• Request:
Copy out the listing in full, exactly as written, but not its pictures.

Saved entries
○ ○ ○ ○ ○ ○ ○

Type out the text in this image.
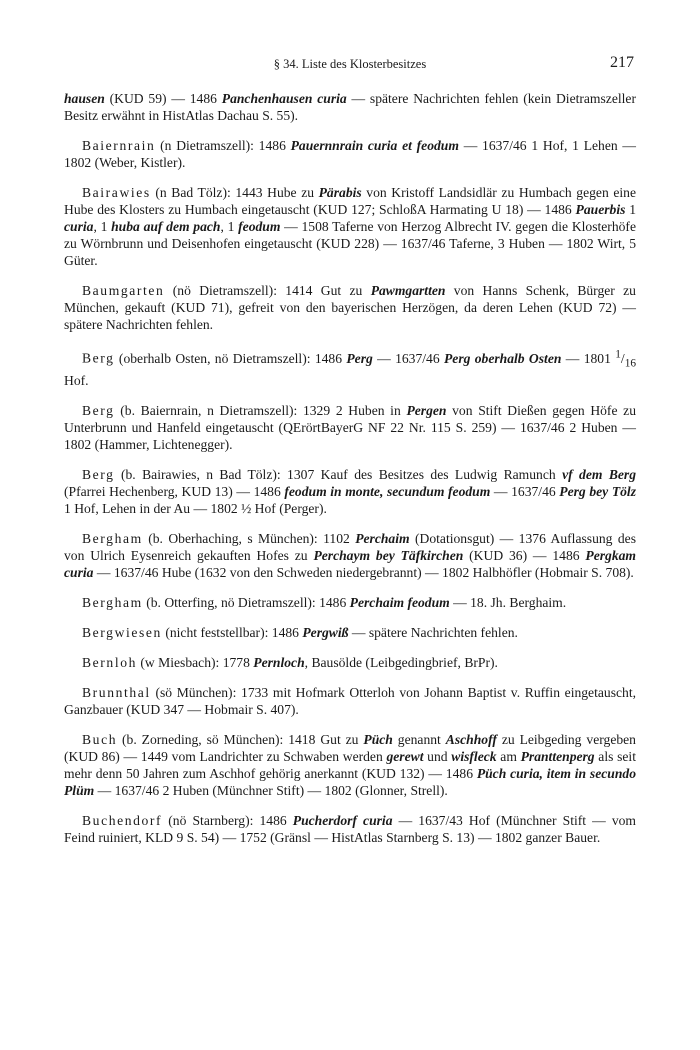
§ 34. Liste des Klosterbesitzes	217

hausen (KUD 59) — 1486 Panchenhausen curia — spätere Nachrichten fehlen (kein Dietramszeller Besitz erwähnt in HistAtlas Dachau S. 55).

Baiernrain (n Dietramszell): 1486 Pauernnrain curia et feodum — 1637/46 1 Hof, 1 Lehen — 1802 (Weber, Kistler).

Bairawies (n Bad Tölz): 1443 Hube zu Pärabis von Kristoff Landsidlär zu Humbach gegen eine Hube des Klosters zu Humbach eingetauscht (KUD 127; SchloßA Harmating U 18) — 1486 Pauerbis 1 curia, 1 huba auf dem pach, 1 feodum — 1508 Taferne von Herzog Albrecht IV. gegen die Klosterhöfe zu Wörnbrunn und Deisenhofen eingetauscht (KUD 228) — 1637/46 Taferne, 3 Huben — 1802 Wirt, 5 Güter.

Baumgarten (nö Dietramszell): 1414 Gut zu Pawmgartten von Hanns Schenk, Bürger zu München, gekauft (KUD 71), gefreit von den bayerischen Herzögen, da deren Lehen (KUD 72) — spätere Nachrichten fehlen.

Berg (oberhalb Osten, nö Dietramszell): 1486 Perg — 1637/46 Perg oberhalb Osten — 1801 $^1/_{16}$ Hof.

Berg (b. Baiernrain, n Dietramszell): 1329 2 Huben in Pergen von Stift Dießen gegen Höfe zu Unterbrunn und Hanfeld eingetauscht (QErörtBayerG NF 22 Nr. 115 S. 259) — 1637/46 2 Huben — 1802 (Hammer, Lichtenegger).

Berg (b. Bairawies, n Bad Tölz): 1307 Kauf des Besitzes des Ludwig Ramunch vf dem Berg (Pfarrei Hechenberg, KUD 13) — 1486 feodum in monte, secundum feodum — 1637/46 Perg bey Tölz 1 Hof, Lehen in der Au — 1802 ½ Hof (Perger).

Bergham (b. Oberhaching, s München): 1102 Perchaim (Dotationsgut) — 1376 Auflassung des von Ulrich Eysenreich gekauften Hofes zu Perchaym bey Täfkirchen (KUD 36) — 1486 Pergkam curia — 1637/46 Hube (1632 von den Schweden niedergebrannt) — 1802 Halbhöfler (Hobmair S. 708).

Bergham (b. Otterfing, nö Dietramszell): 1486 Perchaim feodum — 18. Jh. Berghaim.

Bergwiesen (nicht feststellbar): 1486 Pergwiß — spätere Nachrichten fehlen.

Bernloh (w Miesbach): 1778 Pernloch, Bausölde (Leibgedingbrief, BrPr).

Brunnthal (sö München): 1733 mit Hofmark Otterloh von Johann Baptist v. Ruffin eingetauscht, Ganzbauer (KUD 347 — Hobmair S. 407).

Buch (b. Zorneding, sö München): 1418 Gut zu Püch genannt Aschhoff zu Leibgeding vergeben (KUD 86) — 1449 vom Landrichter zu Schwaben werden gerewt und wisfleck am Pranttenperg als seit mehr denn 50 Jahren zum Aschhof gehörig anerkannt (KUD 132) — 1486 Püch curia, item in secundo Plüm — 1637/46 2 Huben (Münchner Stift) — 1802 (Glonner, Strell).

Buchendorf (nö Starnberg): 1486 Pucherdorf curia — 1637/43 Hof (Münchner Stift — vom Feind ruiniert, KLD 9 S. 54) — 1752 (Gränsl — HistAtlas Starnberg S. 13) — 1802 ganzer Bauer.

○ ○ ○ ○ ○ ○ ○

• Solution:
Type out the text in this image.
§ 34. Liste des Klosterbesitzes	217

hausen (KUD 59) — 1486 Panchenhausen curia — spätere Nachrichten fehlen (kein Dietramszeller Besitz erwähnt in HistAtlas Dachau S. 55).

Baiernrain (n Dietramszell): 1486 Pauernnrain curia et feodum — 1637/46 1 Hof, 1 Lehen — 1802 (Weber, Kistler).

Bairawies (n Bad Tölz): 1443 Hube zu Pärabis von Kristoff Landsidlär zu Humbach gegen eine Hube des Klosters zu Humbach eingetauscht (KUD 127; SchloßA Harmating U 18) — 1486 Pauerbis 1 curia, 1 huba auf dem pach, 1 feodum — 1508 Taferne von Herzog Albrecht IV. gegen die Klosterhöfe zu Wörnbrunn und Deisenhofen eingetauscht (KUD 228) — 1637/46 Taferne, 3 Huben — 1802 Wirt, 5 Güter.

Baumgarten (nö Dietramszell): 1414 Gut zu Pawmgartten von Hanns Schenk, Bürger zu München, gekauft (KUD 71), gefreit von den bayerischen Herzögen, da deren Lehen (KUD 72) — spätere Nachrichten fehlen.

Berg (oberhalb Osten, nö Dietramszell): 1486 Perg — 1637/46 Perg oberhalb Osten — 1801 $^1/_{16}$ Hof.

Berg (b. Baiernrain, n Dietramszell): 1329 2 Huben in Pergen von Stift Dießen gegen Höfe zu Unterbrunn und Hanfeld eingetauscht (QErörtBayerG NF 22 Nr. 115 S. 259) — 1637/46 2 Huben — 1802 (Hammer, Lichtenegger).

Berg (b. Bairawies, n Bad Tölz): 1307 Kauf des Besitzes des Ludwig Ramunch vf dem Berg (Pfarrei Hechenberg, KUD 13) — 1486 feodum in monte, secundum feodum — 1637/46 Perg bey Tölz 1 Hof, Lehen in der Au — 1802 ½ Hof (Perger).

Bergham (b. Oberhaching, s München): 1102 Perchaim (Dotationsgut) — 1376 Auflassung des von Ulrich Eysenreich gekauften Hofes zu Perchaym bey Täfkirchen (KUD 36) — 1486 Pergkam curia — 1637/46 Hube (1632 von den Schweden niedergebrannt) — 1802 Halbhöfler (Hobmair S. 708).

Bergham (b. Otterfing, nö Dietramszell): 1486 Perchaim feodum — 18. Jh. Berghaim.

Bergwiesen (nicht feststellbar): 1486 Pergwiß — spätere Nachrichten fehlen.

Bernloh (w Miesbach): 1778 Pernloch, Bausölde (Leibgedingbrief, BrPr).

Brunnthal (sö München): 1733 mit Hofmark Otterloh von Johann Baptist v. Ruffin eingetauscht, Ganzbauer (KUD 347 — Hobmair S. 407).

Buch (b. Zorneding, sö München): 1418 Gut zu Püch genannt Aschhoff zu Leibgeding vergeben (KUD 86) — 1449 vom Landrichter zu Schwaben werden gerewt und wisfleck am Pranttenperg als seit mehr denn 50 Jahren zum Aschhof gehörig anerkannt (KUD 132) — 1486 Püch curia, item in secundo Plüm — 1637/46 2 Huben (Münchner Stift) — 1802 (Glonner, Strell).

Buchendorf (nö Starnberg): 1486 Pucherdorf curia — 1637/43 Hof (Münchner Stift — vom Feind ruiniert, KLD 9 S. 54) — 1752 (Gränsl — HistAtlas Starnberg S. 13) — 1802 ganzer Bauer.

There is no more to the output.